Direction:
Return all of the entries word for word, but omit the pictures they contain.
#### Data supplied ####
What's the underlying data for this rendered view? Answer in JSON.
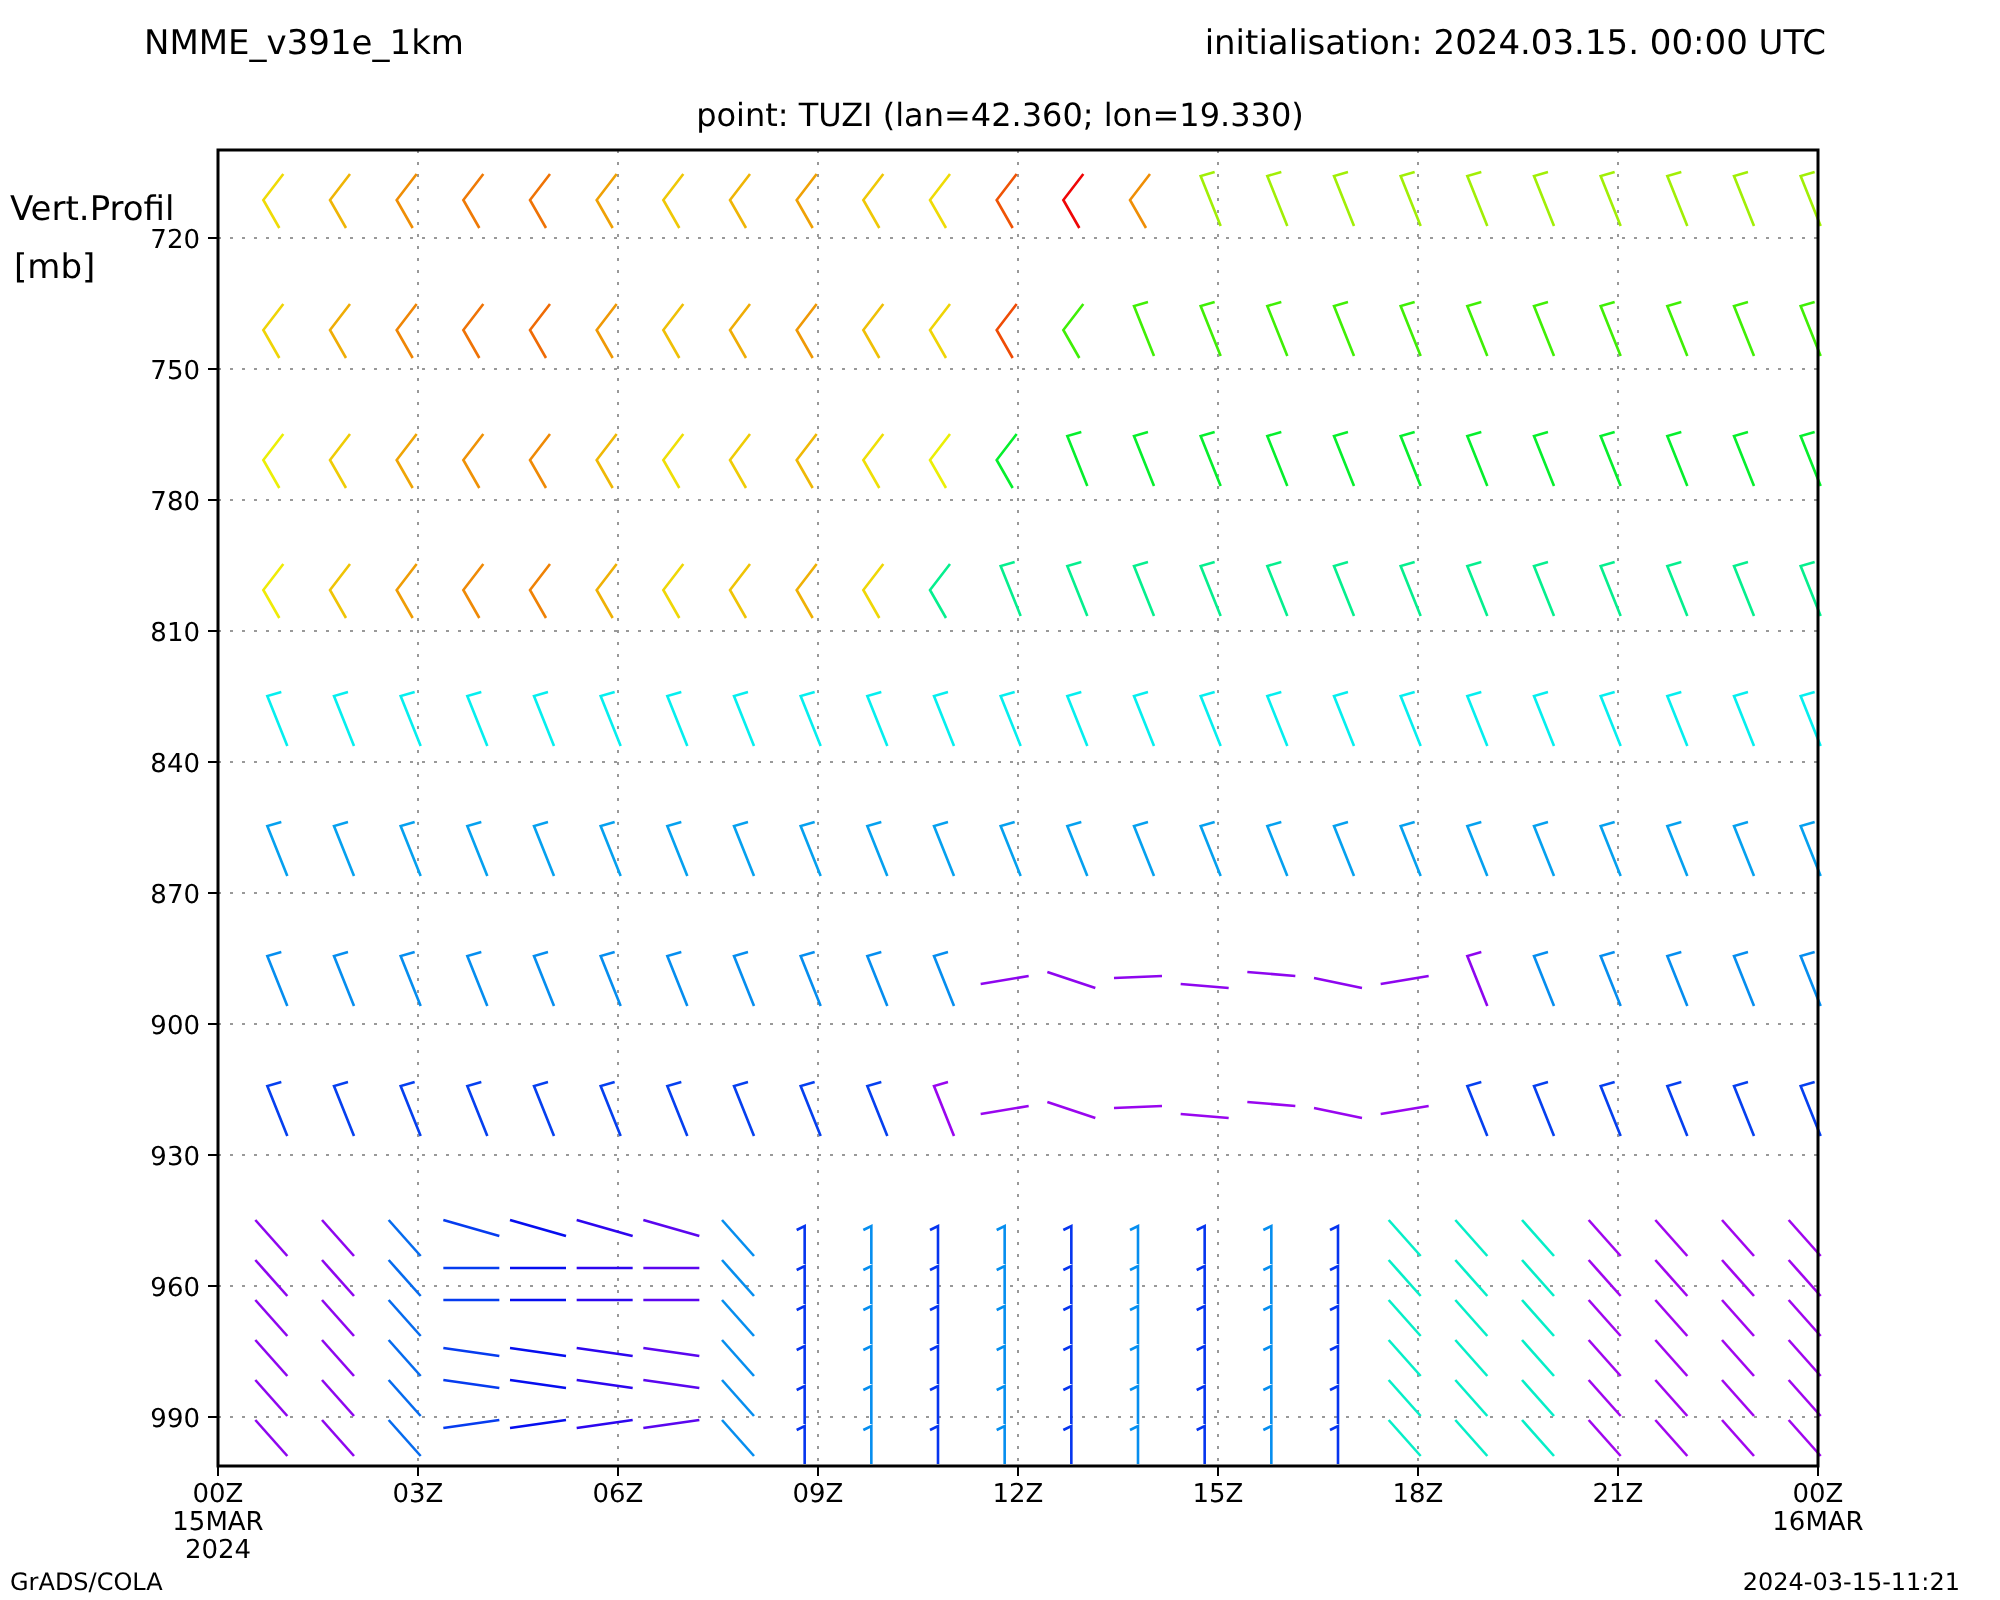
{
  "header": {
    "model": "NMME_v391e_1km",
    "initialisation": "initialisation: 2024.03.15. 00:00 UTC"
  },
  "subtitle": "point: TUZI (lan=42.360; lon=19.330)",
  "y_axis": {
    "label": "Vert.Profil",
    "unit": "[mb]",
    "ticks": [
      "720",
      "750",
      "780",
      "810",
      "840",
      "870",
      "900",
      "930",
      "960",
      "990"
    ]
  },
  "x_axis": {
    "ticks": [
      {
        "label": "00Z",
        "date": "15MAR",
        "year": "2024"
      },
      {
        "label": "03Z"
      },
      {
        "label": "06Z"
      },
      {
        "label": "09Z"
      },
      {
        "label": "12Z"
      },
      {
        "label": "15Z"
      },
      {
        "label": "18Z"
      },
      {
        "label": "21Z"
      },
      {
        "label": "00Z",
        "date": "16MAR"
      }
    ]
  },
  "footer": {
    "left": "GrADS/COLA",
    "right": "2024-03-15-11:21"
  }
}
####
Result for this exercise:
What's the underlying data for this rendered view? Answer in JSON.
{
  "header": {
    "model": "NMME_v391e_1km",
    "initialisation": "initialisation: 2024.03.15. 00:00 UTC"
  },
  "subtitle": "point: TUZI (lan=42.360; lon=19.330)",
  "y_axis": {
    "label": "Vert.Profil",
    "unit": "[mb]",
    "ticks": [
      "720",
      "750",
      "780",
      "810",
      "840",
      "870",
      "900",
      "930",
      "960",
      "990"
    ]
  },
  "x_axis": {
    "ticks": [
      {
        "label": "00Z",
        "date": "15MAR",
        "year": "2024"
      },
      {
        "label": "03Z"
      },
      {
        "label": "06Z"
      },
      {
        "label": "09Z"
      },
      {
        "label": "12Z"
      },
      {
        "label": "15Z"
      },
      {
        "label": "18Z"
      },
      {
        "label": "21Z"
      },
      {
        "label": "00Z",
        "date": "16MAR"
      }
    ]
  },
  "footer": {
    "left": "GrADS/COLA",
    "right": "2024-03-15-11:21"
  }
}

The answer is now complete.